#### Exercise
Reproduce verbatim the stretch from the line containing "red-divider xyxy=(20,162,580,164)" through the line containing "paragraph-line: 付等 3", with both of those lines included.

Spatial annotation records
☆ ☆ ☆ ☆ ☆ ☆ ☆

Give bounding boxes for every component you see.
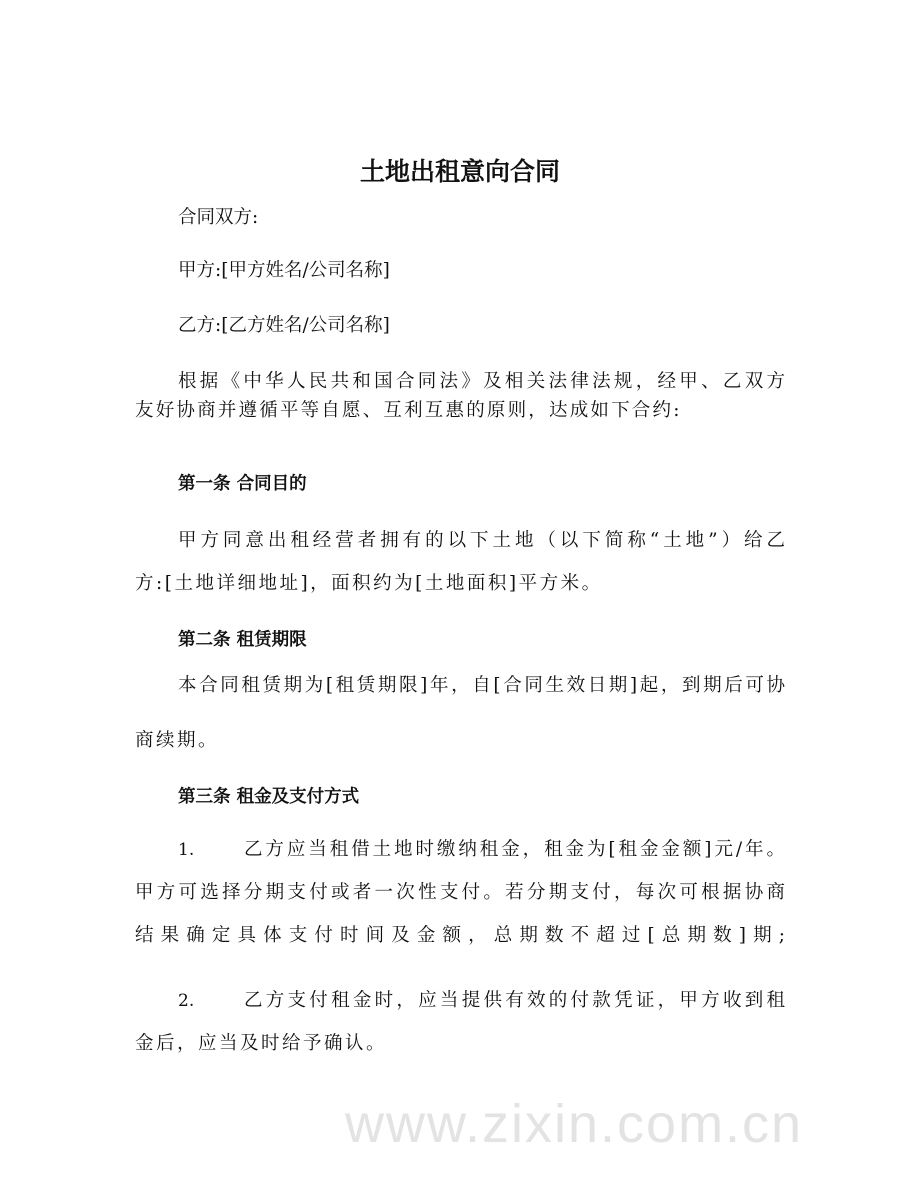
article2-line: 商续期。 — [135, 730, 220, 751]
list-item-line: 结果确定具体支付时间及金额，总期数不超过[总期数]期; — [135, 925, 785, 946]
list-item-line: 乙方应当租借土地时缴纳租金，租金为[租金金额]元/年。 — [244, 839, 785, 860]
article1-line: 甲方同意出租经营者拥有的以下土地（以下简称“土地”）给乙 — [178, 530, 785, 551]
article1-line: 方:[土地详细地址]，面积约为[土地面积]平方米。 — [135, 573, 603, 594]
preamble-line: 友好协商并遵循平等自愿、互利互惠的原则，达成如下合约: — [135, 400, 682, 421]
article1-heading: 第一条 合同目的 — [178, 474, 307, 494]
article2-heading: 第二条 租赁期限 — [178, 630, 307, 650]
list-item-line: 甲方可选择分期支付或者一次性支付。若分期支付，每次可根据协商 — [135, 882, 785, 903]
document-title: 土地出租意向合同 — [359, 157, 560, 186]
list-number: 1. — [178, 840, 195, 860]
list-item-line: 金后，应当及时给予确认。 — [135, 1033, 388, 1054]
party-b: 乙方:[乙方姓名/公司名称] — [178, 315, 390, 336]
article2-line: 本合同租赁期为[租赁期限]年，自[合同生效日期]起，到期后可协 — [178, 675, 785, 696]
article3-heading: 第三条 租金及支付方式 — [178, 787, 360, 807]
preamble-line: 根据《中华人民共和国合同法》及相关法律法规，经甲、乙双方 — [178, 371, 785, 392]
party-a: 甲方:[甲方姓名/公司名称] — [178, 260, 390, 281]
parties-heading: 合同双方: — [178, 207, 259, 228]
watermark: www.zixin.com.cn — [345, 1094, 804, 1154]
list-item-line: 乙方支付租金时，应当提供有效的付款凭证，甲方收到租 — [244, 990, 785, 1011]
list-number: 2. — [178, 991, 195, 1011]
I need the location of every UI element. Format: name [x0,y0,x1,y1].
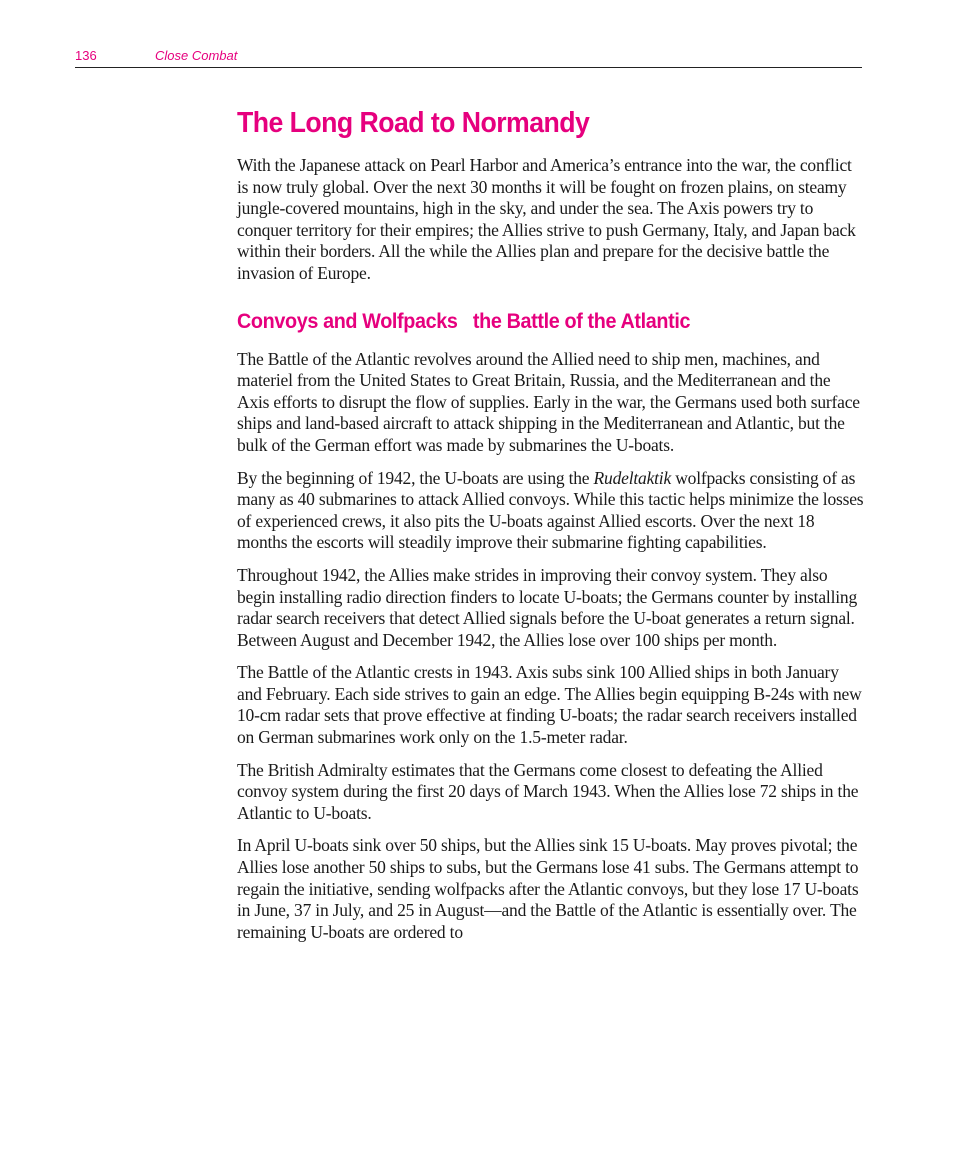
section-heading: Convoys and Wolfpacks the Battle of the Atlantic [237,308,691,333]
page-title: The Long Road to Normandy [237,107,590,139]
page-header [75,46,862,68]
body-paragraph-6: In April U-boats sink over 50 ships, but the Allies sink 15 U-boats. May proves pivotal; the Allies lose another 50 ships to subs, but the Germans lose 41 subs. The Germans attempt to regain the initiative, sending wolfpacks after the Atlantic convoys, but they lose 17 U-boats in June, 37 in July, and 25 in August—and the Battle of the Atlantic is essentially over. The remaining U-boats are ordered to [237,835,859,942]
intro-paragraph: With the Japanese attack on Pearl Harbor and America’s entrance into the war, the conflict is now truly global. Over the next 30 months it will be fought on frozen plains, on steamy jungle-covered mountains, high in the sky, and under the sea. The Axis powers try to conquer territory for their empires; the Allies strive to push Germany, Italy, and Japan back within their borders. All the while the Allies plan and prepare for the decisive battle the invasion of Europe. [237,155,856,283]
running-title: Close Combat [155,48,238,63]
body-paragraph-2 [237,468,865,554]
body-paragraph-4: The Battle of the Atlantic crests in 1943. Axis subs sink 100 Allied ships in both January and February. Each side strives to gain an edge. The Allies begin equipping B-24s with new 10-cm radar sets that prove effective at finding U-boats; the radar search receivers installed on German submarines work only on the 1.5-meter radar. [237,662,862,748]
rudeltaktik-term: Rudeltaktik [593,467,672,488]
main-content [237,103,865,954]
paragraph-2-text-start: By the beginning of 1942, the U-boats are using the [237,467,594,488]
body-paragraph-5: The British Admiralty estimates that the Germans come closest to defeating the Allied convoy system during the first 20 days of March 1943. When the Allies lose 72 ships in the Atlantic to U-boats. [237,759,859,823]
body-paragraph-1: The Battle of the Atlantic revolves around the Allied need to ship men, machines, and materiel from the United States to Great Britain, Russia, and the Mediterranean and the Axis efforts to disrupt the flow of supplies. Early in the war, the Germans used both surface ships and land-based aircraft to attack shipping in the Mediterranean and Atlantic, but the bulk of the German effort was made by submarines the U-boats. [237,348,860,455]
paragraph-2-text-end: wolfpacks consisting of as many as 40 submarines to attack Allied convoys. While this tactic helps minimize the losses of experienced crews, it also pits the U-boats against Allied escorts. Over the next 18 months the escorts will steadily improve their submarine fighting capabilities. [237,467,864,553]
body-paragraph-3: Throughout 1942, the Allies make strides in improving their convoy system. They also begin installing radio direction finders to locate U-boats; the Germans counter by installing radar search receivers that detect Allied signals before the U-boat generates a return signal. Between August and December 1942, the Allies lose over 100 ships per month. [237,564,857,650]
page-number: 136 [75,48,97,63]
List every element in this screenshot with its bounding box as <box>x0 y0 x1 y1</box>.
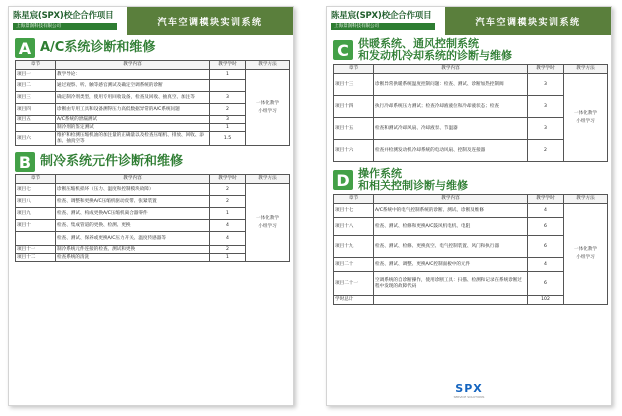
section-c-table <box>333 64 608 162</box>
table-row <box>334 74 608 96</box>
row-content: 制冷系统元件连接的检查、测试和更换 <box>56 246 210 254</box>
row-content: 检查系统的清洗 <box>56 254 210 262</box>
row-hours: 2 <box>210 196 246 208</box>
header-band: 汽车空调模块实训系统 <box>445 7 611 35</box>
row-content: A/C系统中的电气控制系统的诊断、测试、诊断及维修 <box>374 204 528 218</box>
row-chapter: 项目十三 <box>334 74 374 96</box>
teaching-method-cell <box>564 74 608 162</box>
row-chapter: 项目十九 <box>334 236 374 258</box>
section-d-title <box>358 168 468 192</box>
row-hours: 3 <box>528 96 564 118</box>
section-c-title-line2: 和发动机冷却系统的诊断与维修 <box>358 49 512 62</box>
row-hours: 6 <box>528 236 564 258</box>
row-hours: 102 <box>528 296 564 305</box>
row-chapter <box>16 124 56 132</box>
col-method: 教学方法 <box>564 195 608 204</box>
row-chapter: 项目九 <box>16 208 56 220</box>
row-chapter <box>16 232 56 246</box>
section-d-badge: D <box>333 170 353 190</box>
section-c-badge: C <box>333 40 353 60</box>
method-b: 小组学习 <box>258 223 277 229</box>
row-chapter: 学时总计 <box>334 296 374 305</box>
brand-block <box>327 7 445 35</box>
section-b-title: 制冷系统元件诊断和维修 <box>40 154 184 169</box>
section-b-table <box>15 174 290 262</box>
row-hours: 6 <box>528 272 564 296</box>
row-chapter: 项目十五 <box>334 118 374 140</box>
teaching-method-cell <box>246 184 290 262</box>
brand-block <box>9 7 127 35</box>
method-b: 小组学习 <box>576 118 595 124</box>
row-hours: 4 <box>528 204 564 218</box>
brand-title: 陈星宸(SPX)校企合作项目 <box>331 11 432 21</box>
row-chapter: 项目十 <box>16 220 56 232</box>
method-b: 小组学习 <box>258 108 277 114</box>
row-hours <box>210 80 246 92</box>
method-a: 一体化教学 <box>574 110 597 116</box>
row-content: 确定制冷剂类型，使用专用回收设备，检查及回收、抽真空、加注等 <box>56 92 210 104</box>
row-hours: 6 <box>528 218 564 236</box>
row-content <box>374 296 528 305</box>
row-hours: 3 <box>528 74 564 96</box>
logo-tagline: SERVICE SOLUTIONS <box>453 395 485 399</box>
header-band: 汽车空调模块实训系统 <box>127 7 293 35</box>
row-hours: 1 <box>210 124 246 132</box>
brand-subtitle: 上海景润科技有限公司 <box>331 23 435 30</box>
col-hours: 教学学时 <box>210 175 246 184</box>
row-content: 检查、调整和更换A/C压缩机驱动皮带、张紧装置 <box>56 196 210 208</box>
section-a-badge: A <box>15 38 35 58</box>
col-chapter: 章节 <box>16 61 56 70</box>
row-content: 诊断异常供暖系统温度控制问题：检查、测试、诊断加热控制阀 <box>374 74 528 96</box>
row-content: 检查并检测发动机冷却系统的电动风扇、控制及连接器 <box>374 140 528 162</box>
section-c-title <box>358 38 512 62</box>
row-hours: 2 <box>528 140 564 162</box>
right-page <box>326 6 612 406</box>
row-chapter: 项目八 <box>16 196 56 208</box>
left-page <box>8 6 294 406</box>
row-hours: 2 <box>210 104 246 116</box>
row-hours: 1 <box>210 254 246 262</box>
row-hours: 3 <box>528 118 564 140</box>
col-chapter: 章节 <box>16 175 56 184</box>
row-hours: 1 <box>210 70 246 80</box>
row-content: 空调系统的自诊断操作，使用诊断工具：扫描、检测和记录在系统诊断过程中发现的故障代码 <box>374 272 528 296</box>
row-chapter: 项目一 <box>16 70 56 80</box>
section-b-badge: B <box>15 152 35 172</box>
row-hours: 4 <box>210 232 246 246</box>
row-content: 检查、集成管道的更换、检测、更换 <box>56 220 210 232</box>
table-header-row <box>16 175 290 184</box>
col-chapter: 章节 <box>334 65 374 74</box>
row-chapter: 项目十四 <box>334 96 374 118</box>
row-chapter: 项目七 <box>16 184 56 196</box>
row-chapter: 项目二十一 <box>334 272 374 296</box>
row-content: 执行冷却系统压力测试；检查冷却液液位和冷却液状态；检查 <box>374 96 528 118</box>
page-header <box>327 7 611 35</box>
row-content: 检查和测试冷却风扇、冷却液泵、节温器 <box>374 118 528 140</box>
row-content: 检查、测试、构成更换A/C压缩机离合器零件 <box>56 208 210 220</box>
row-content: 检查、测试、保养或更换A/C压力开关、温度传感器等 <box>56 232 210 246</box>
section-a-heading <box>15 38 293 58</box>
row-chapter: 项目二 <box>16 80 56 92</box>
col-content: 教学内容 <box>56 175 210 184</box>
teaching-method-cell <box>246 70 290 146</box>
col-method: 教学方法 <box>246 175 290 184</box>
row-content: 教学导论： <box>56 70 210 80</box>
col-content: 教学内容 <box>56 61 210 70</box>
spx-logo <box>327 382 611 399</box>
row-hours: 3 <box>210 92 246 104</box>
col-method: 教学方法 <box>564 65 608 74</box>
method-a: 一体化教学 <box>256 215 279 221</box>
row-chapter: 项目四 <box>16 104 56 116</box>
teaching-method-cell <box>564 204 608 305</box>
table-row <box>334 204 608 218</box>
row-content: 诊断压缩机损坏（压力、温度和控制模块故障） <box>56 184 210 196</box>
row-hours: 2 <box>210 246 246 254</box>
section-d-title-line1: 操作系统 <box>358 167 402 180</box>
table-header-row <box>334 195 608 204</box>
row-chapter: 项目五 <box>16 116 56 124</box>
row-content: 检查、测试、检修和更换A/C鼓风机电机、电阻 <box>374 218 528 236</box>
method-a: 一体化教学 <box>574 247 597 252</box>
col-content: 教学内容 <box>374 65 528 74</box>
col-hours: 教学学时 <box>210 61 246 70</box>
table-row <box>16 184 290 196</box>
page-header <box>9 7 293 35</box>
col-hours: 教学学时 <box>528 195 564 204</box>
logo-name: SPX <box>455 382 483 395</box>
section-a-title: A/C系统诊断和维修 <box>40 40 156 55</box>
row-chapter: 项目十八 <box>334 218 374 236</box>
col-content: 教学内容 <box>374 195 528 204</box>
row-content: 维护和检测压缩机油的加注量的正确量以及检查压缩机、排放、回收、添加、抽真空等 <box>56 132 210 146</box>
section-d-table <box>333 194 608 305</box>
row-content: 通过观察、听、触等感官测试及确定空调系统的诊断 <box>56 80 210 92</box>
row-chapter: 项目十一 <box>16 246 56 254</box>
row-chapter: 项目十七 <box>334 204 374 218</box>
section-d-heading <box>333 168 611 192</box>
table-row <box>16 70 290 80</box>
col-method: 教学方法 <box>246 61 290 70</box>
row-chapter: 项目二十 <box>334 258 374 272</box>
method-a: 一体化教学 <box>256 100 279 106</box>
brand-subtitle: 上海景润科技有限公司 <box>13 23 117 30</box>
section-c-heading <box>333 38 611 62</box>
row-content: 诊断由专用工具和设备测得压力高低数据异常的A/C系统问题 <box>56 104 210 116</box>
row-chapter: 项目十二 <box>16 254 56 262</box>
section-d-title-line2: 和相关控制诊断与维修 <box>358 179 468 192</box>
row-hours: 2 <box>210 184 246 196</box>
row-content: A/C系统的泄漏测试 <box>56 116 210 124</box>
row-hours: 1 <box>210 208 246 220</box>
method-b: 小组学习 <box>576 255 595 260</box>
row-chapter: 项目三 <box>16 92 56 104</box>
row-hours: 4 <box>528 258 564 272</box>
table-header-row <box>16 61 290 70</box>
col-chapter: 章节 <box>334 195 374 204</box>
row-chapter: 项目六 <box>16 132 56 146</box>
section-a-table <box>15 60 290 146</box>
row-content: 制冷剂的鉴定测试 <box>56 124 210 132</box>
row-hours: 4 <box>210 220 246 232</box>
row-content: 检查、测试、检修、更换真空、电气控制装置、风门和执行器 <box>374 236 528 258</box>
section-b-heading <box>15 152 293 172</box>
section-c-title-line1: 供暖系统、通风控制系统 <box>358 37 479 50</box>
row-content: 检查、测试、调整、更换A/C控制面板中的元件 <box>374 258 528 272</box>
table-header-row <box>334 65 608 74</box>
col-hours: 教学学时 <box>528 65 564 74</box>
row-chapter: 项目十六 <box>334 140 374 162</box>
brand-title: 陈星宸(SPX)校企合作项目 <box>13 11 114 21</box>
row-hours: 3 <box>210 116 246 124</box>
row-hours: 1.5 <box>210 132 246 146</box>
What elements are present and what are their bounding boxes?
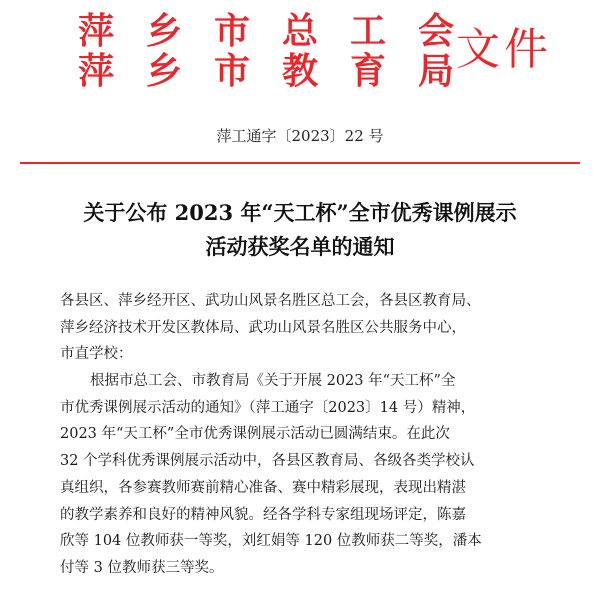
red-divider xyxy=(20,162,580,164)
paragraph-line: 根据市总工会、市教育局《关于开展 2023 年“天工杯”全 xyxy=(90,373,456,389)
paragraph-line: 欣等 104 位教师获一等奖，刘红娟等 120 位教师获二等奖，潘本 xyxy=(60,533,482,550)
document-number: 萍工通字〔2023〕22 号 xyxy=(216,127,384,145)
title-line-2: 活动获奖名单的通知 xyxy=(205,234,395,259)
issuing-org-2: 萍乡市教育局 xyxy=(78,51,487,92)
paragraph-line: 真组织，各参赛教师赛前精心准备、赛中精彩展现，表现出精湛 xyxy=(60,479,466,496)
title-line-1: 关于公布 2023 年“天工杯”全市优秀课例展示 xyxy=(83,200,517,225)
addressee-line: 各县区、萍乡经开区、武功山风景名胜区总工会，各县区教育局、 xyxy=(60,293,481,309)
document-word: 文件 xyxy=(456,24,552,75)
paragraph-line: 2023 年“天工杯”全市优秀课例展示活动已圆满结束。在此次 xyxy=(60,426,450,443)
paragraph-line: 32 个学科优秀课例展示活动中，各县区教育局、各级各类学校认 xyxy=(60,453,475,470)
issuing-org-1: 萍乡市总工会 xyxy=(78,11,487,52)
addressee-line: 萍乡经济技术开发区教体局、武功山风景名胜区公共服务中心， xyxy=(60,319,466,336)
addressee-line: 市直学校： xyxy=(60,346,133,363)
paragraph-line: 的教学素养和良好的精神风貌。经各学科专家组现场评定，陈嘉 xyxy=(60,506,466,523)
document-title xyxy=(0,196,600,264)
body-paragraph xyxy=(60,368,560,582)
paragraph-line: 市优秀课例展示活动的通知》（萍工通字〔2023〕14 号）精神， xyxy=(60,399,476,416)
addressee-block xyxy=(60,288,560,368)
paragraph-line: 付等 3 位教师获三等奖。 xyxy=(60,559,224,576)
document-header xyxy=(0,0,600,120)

☆ ☆ ☆ ☆ ☆ ☆ ☆

#### Output
red-divider xyxy=(20,162,580,164)
paragraph-line: 根据市总工会、市教育局《关于开展 2023 年“天工杯”全 xyxy=(90,373,456,389)
paragraph-line: 欣等 104 位教师获一等奖，刘红娟等 120 位教师获二等奖，潘本 xyxy=(60,533,482,550)
document-number: 萍工通字〔2023〕22 号 xyxy=(216,127,384,145)
title-line-2: 活动获奖名单的通知 xyxy=(205,234,395,259)
issuing-org-2: 萍乡市教育局 xyxy=(78,51,487,92)
paragraph-line: 真组织，各参赛教师赛前精心准备、赛中精彩展现，表现出精湛 xyxy=(60,479,466,496)
title-line-1: 关于公布 2023 年“天工杯”全市优秀课例展示 xyxy=(83,200,517,225)
addressee-line: 各县区、萍乡经开区、武功山风景名胜区总工会，各县区教育局、 xyxy=(60,293,481,309)
document-word: 文件 xyxy=(456,24,552,75)
paragraph-line: 2023 年“天工杯”全市优秀课例展示活动已圆满结束。在此次 xyxy=(60,426,450,443)
paragraph-line: 32 个学科优秀课例展示活动中，各县区教育局、各级各类学校认 xyxy=(60,453,475,470)
issuing-org-1: 萍乡市总工会 xyxy=(78,11,487,52)
addressee-line: 萍乡经济技术开发区教体局、武功山风景名胜区公共服务中心， xyxy=(60,319,466,336)
addressee-line: 市直学校： xyxy=(60,346,133,363)
paragraph-line: 的教学素养和良好的精神风貌。经各学科专家组现场评定，陈嘉 xyxy=(60,506,466,523)
document-title xyxy=(0,196,600,264)
body-paragraph xyxy=(60,368,560,582)
paragraph-line: 市优秀课例展示活动的通知》（萍工通字〔2023〕14 号）精神， xyxy=(60,399,476,416)
addressee-block xyxy=(60,288,560,368)
paragraph-line: 付等 3 位教师获三等奖。 xyxy=(60,559,224,576)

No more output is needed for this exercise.